Data extracted from a collection
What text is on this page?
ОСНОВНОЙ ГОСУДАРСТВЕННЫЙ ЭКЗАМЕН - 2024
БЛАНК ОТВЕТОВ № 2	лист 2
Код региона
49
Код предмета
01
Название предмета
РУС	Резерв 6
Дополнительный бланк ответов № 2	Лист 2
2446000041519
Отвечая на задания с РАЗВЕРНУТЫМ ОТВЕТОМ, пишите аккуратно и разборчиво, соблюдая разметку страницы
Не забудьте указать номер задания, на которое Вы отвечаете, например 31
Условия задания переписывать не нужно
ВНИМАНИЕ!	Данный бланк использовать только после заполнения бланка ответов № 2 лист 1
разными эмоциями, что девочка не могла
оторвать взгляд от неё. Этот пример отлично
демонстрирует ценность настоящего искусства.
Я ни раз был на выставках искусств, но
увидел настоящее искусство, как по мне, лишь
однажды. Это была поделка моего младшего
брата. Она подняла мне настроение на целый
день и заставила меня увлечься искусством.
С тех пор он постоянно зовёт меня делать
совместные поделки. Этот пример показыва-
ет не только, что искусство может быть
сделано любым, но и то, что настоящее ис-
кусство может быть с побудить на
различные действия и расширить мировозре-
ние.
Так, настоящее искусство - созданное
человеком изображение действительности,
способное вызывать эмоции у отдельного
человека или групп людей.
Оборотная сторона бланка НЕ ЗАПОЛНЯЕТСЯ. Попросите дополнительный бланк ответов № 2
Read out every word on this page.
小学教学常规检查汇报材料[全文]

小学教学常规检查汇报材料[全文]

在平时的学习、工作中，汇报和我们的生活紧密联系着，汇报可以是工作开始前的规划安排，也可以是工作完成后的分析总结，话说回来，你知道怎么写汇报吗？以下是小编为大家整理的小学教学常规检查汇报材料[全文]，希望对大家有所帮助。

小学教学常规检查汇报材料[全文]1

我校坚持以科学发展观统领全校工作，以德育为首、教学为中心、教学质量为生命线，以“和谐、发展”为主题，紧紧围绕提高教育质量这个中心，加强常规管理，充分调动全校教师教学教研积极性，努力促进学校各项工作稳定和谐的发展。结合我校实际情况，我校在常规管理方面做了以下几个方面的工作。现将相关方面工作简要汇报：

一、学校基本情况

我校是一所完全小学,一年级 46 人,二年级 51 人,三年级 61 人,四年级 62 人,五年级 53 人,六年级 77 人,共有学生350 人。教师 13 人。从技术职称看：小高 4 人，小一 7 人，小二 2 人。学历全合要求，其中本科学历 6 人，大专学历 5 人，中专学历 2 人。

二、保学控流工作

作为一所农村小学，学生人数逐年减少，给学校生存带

● **SET EXERCISE**:
Out of the material above, gather each line where "бланка" appears.

● **EXPECTED ANSWER**:
ВНИМАНИЕ!	Данный бланк использовать только после заполнения бланка ответов № 2 лист 1
Оборотная сторона бланка НЕ ЗАПОЛНЯЕТСЯ. Попросите дополнительный бланк ответов № 2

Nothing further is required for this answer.